◆ SOURCE DOCUMENT ◆
========================================
LONDON, Nov 21 (Reuters) - The dollar was a touch weaker

against other major currencies on Thursday, with investors

fixated on the latest developments in a bitter 16-month long

trade dispute between the United States and China that has dealt

a blow to the world economy.

China has invited top U.S. trade negotiators for a new round

of face-to-face talks in Beijing amid continued efforts to

strike at least a limited deal, the Wall Street Journal reported

on Thursday, citing unnamed sources. This week has seen a hardening of rhetoric from both sides,

prompting investors to scale back optimism that a so-called

"phase one" agreement could be signed soon.

The greenback, which has behaved as a safe-haven currency

for most of this year, edged up on Wednesday after a report that

a deal could be postponed till next year.

At 1120 GMT, the dollar index, which measures the dollar's

value against a basket of currencies, was down 0.1% at 97.82 --

nearing two-week lows hit on Monday of around 97.68 .DXY .

It was 0.1% softer versus the euro on the day at $1.10835

EUR=EBS and 0.15% weaker against sterling at $1.2940 GBP=D3 .

"We're really just waiting to see what happens on the trade

front," said Stephen Gallo, European head of currency strategy

at BMO Financial Group in London.

"The shift in sentiment is warranted, a lot of good news had

been in the price and some of that has been taken out."

Gallo said the outlook for the dollar had not shifted that

much moving into 2020, with currency markets likely to remain

beholden to trade, Brexit and political headlines.

Strategists at Citigroup expect the dollar index to weaken by

more than 2% over the next year to around 94.

For others, a pause in U.S. Federal Reserve interest-rate

cuts was positive for the dollar outlook.
========================================
◆ PROBLEMS AND TASKS ◆
[1] According to the dollar market report, what level do Citigroup strategists expect the dollar index to reach over the next year?
[2] Pick up the dollar market report where it stops and write its next few sentences.
The records come from a separate source unrelated to the dollar market report.

◆ DATA SECTION ◆
========================================
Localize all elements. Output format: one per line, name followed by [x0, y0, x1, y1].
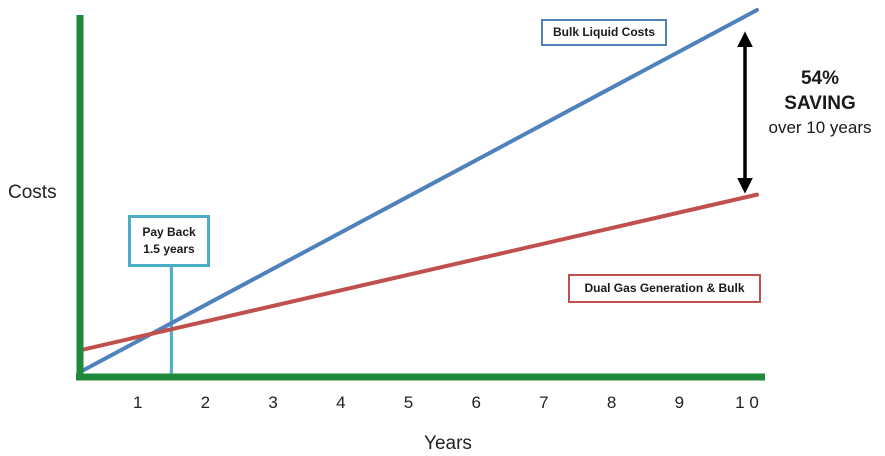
========================================
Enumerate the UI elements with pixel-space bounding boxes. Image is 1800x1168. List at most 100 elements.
========================================
◆ THE REPLIES ◆
[1] Around 94, a weakening of more than 2%.

[2]
"Over the past year or so there have been times where

negative headlines on trade have been negative for the dollar

because they have reinforced Fed easing expectations," said

Fritz Louw, a currency strategist at MUFG.

"But if you don't expect the Fed to cut rates further, the

negative trade sentiment impact would probably drive the dollar

a bit higher from a safe-haven perspective."

Minutes released on Wednesday showed that the Fed, which hit

pause in its easing cycle following a rate cut in October, is in

no hurry to reassess the path of interest rates. The European Central Bank will release the minutes from its

October meeting later on Thursday, with little significant

impact on the euro expected.

Against the yen, the dollar was steady at around 108.60

JPY=EBS with the Japanese currency supported by renewed trade

war jitters.

The passage of a U.S. law supporting anti-government

protesters in Hong Kong has added to concern that a trade deal

may not be reached soon, bolstering safe-haven assets.

China's yuan CNY=CFXS fell in the onshore market to 7.0450

versus the dollar, the weakest since Nov. 1, before steadying at

7.0320. Offshore, the yuan CNH=D3 slipped to 7.0533 per

dollar, the lowest since Nov. 5, before recovering its losses.